═════ Entries ═════

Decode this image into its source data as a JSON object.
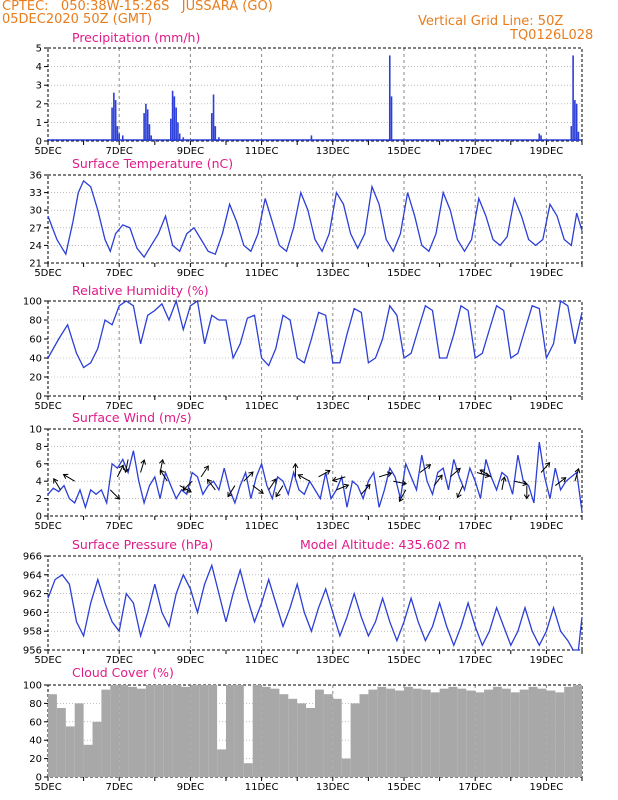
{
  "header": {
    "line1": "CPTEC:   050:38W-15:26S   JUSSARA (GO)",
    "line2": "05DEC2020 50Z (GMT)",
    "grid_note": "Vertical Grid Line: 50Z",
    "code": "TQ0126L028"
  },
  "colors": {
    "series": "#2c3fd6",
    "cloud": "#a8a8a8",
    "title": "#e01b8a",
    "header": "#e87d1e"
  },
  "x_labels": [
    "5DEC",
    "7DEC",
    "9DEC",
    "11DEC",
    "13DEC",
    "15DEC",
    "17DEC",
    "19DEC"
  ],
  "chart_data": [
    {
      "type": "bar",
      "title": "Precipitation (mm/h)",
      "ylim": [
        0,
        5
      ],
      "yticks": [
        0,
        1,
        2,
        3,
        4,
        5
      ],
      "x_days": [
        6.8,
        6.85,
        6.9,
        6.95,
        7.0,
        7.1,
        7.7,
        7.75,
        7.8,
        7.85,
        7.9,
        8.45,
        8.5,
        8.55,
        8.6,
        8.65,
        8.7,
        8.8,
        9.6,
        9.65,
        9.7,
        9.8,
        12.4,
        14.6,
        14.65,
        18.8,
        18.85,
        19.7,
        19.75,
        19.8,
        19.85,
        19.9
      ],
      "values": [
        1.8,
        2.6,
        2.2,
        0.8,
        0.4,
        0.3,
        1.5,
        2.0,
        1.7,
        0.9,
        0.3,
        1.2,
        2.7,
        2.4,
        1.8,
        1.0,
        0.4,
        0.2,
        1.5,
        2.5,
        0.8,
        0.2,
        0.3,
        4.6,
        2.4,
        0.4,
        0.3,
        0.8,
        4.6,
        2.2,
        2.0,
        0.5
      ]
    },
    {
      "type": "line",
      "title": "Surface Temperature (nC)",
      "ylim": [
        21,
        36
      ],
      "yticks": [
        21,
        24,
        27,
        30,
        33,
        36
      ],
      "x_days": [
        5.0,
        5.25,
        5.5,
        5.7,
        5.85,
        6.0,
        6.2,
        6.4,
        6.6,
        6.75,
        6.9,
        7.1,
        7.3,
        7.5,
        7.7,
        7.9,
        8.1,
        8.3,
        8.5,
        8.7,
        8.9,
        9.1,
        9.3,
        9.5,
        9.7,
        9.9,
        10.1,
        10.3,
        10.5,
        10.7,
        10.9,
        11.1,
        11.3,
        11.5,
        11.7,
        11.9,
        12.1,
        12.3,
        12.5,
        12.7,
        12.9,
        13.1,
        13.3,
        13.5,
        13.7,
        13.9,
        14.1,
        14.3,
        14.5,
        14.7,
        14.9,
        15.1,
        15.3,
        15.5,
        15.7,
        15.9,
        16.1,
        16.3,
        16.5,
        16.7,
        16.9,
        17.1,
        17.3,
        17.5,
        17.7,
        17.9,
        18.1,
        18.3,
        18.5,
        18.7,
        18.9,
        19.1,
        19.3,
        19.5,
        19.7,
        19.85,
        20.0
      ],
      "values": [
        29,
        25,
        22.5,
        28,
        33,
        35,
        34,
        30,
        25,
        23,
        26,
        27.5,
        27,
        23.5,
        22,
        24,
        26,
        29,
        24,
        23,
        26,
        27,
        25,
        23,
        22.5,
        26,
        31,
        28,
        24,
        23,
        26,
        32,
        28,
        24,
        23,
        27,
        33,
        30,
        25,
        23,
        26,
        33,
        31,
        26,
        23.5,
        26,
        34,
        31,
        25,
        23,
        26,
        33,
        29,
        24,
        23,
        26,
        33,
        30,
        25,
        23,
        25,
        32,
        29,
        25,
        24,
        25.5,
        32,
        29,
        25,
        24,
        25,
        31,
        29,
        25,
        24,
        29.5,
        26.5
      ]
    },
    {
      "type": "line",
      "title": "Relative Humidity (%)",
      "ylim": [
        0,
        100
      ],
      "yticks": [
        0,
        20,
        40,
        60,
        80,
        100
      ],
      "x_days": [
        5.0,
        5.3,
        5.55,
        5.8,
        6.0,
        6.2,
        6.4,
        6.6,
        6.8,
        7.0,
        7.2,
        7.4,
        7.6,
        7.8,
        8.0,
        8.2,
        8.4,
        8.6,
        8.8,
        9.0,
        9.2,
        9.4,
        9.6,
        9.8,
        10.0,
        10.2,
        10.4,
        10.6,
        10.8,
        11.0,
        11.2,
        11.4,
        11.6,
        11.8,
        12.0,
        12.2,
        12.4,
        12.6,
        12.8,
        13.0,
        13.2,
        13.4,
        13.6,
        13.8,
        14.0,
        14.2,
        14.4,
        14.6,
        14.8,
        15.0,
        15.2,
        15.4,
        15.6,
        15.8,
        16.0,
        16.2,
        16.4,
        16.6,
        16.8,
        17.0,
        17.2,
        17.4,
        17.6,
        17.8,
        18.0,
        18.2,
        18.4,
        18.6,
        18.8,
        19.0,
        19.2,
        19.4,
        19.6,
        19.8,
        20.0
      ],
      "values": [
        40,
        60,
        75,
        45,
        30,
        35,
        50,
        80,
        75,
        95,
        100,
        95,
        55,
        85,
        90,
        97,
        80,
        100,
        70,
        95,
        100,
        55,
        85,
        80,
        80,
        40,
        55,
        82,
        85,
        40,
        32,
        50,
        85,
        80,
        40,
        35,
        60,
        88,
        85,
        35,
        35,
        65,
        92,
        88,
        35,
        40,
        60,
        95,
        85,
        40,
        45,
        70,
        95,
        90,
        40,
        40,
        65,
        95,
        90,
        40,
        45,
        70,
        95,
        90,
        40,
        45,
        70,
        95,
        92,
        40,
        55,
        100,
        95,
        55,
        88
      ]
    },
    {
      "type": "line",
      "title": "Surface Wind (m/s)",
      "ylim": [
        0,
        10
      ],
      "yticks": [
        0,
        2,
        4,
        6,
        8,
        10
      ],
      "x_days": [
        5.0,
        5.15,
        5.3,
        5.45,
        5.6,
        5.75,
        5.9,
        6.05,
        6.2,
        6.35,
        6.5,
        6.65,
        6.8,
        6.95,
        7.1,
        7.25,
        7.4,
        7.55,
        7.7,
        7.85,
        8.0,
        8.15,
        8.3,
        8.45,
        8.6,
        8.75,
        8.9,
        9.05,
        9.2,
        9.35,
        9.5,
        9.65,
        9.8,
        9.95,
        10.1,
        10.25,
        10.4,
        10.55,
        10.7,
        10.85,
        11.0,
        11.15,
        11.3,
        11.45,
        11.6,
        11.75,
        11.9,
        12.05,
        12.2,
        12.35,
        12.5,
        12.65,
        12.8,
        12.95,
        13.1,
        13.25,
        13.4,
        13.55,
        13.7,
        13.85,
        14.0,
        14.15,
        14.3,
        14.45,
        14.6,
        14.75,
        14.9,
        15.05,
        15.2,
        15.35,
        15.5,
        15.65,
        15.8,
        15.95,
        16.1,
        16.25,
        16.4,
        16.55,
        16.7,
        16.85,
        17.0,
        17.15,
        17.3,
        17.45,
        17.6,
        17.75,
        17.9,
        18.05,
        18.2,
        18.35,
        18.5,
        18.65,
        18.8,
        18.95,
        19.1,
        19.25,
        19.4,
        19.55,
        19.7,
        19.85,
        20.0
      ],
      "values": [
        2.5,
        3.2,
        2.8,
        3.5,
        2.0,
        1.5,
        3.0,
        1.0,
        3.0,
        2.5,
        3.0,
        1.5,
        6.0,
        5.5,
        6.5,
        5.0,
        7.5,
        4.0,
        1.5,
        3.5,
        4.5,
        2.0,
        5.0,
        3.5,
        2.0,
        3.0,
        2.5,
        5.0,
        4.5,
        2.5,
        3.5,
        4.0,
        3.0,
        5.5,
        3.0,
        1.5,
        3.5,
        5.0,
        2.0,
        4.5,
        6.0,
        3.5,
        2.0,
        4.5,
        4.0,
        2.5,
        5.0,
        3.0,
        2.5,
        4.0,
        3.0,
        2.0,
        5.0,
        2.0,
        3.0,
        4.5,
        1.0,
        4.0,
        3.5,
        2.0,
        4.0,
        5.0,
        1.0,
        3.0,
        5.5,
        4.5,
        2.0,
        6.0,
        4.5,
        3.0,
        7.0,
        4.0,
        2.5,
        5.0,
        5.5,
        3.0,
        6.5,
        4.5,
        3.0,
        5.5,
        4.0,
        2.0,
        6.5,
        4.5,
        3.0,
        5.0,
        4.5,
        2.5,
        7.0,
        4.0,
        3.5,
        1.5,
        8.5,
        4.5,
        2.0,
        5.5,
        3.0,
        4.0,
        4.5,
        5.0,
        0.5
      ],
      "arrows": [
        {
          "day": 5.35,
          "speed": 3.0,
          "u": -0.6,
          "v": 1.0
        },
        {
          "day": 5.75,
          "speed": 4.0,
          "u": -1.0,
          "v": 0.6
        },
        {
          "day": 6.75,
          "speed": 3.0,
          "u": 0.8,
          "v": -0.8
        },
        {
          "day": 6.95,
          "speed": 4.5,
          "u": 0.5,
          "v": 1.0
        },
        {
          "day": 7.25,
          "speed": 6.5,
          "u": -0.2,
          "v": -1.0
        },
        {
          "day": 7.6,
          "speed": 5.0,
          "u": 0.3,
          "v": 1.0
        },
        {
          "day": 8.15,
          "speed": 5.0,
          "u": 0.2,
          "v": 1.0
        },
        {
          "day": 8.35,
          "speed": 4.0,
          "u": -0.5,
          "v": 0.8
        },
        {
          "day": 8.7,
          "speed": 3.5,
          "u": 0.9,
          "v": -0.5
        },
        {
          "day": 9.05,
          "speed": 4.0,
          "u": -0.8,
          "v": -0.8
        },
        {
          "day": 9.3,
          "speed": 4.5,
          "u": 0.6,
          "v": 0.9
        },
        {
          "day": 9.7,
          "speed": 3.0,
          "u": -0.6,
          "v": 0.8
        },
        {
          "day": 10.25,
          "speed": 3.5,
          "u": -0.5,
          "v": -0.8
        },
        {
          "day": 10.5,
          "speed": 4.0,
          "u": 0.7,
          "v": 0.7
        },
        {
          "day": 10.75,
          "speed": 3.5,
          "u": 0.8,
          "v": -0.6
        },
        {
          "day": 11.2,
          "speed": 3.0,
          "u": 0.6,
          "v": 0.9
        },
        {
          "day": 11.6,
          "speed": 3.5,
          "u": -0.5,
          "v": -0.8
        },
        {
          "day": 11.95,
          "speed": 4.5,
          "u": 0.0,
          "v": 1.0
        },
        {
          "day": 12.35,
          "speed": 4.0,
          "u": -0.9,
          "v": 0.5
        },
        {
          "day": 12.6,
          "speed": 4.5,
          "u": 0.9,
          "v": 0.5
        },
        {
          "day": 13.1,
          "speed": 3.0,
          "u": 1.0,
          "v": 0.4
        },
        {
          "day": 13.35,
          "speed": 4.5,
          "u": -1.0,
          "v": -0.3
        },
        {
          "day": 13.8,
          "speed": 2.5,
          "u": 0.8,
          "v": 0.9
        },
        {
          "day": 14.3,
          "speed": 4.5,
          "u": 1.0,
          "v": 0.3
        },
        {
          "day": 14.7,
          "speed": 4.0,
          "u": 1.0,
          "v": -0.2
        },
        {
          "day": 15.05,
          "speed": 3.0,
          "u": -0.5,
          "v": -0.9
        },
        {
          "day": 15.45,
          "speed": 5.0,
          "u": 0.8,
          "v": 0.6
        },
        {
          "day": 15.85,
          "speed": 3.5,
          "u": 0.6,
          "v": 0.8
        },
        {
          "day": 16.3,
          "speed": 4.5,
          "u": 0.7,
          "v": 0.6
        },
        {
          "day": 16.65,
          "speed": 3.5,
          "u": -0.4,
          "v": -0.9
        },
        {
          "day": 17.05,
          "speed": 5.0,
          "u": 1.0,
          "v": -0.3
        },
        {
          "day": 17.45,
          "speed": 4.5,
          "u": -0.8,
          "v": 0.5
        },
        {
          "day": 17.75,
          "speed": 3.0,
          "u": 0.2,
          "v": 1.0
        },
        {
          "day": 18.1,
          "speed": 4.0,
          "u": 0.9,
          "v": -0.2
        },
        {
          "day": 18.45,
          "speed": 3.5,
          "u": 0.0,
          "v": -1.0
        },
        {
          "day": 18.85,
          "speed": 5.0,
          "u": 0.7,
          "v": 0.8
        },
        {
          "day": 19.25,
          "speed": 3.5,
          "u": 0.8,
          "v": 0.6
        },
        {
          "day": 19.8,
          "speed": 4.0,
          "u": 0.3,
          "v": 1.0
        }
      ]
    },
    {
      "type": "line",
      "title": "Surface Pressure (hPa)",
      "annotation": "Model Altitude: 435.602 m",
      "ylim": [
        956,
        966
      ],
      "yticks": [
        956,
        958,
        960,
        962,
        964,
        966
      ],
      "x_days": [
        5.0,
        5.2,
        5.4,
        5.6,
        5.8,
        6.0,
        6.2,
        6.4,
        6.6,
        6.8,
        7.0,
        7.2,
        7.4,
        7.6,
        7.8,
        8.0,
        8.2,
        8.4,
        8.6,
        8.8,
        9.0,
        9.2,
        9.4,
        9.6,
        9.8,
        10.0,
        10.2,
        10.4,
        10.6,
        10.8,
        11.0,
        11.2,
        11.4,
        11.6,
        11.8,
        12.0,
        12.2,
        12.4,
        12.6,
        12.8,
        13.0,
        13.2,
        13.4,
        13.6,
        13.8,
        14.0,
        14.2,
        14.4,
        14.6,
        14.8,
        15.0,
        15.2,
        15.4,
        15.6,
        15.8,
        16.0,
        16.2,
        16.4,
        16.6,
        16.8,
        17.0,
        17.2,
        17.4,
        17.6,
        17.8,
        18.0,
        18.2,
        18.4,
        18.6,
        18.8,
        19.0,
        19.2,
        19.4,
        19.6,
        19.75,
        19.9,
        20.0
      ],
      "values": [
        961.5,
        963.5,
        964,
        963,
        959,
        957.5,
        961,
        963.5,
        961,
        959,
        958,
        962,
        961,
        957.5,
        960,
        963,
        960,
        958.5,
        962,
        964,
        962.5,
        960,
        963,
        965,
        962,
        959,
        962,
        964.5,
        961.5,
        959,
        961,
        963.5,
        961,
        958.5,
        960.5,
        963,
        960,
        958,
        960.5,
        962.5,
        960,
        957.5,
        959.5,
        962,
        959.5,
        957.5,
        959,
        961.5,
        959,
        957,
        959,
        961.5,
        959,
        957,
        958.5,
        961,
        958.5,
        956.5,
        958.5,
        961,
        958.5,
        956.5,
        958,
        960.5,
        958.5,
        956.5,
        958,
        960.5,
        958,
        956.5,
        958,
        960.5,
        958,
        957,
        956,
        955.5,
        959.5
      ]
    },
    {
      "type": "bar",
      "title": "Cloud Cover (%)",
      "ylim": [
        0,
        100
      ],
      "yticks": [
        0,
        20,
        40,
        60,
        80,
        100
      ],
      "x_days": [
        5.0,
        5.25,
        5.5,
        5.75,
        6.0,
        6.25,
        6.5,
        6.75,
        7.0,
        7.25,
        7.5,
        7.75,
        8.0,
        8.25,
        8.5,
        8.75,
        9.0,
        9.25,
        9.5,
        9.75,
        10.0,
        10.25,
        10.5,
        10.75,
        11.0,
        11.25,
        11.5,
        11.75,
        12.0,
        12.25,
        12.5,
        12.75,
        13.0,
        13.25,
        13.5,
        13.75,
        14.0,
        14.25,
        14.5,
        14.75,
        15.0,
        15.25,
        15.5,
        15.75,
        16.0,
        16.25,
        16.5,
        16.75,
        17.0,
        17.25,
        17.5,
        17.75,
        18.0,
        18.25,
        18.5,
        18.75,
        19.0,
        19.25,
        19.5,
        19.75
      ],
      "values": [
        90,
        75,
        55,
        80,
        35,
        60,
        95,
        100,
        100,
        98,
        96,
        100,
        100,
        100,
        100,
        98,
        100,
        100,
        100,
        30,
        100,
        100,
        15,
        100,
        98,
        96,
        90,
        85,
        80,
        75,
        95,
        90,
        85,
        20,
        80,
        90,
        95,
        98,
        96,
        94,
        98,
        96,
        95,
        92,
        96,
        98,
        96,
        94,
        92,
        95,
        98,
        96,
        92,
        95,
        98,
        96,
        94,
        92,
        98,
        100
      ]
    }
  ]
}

═════

**Instructions to follow**
Copy each line of the data that contains the word "Surface".

**Solution**
      "title": "Surface Temperature (nC)",
      "title": "Surface Wind (m/s)",
      "title": "Surface Pressure (hPa)",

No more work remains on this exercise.